* Written instruction
Your task is to print all of the material verbatim.
####################
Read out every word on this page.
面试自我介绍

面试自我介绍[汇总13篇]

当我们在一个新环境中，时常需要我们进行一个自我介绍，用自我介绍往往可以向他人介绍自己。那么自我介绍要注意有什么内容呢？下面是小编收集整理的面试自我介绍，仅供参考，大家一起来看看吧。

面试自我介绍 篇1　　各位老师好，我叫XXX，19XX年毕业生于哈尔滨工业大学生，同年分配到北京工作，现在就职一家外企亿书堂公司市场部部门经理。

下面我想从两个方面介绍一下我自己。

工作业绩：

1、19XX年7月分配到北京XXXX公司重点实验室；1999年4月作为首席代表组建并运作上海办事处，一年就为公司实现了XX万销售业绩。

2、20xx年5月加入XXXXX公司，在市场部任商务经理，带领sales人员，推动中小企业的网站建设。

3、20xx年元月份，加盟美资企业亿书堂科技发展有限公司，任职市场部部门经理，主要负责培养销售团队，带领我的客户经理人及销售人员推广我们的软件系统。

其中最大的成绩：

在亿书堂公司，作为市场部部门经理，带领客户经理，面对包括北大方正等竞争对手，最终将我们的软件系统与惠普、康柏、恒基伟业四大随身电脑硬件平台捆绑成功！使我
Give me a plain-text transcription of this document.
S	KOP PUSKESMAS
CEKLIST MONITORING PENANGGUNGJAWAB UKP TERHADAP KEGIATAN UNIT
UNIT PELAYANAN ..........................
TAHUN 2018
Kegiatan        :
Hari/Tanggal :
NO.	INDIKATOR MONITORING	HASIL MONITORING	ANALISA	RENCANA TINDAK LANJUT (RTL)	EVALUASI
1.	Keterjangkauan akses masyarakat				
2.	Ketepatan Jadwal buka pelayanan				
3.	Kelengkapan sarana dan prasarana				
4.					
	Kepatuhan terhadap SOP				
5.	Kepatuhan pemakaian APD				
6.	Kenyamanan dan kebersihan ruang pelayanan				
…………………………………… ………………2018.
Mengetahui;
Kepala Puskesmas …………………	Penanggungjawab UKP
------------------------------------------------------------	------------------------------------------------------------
####################
* The output
Read out every word on this page.
面试自我介绍

面试自我介绍[汇总13篇]

当我们在一个新环境中，时常需要我们进行一个自我介绍，用自我介绍往往可以向他人介绍自己。那么自我介绍要注意有什么内容呢？下面是小编收集整理的面试自我介绍，仅供参考，大家一起来看看吧。

面试自我介绍 篇1　　各位老师好，我叫XXX，19XX年毕业生于哈尔滨工业大学生，同年分配到北京工作，现在就职一家外企亿书堂公司市场部部门经理。

下面我想从两个方面介绍一下我自己。

工作业绩：

1、19XX年7月分配到北京XXXX公司重点实验室；1999年4月作为首席代表组建并运作上海办事处，一年就为公司实现了XX万销售业绩。

2、20xx年5月加入XXXXX公司，在市场部任商务经理，带领sales人员，推动中小企业的网站建设。

3、20xx年元月份，加盟美资企业亿书堂科技发展有限公司，任职市场部部门经理，主要负责培养销售团队，带领我的客户经理人及销售人员推广我们的软件系统。

其中最大的成绩：

在亿书堂公司，作为市场部部门经理，带领客户经理，面对包括北大方正等竞争对手，最终将我们的软件系统与惠普、康柏、恒基伟业四大随身电脑硬件平台捆绑成功！使我
Give me a plain-text transcription of this document.
S	KOP PUSKESMAS
CEKLIST MONITORING PENANGGUNGJAWAB UKP TERHADAP KEGIATAN UNIT
UNIT PELAYANAN ..........................
TAHUN 2018
Kegiatan        :
Hari/Tanggal :
NO.	INDIKATOR MONITORING	HASIL MONITORING	ANALISA	RENCANA TINDAK LANJUT (RTL)	EVALUASI
1.	Keterjangkauan akses masyarakat				
2.	Ketepatan Jadwal buka pelayanan				
3.	Kelengkapan sarana dan prasarana				
4.					
	Kepatuhan terhadap SOP				
5.	Kepatuhan pemakaian APD				
6.	Kenyamanan dan kebersihan ruang pelayanan				
…………………………………… ………………2018.
Mengetahui;
Kepala Puskesmas …………………	Penanggungjawab UKP
------------------------------------------------------------	------------------------------------------------------------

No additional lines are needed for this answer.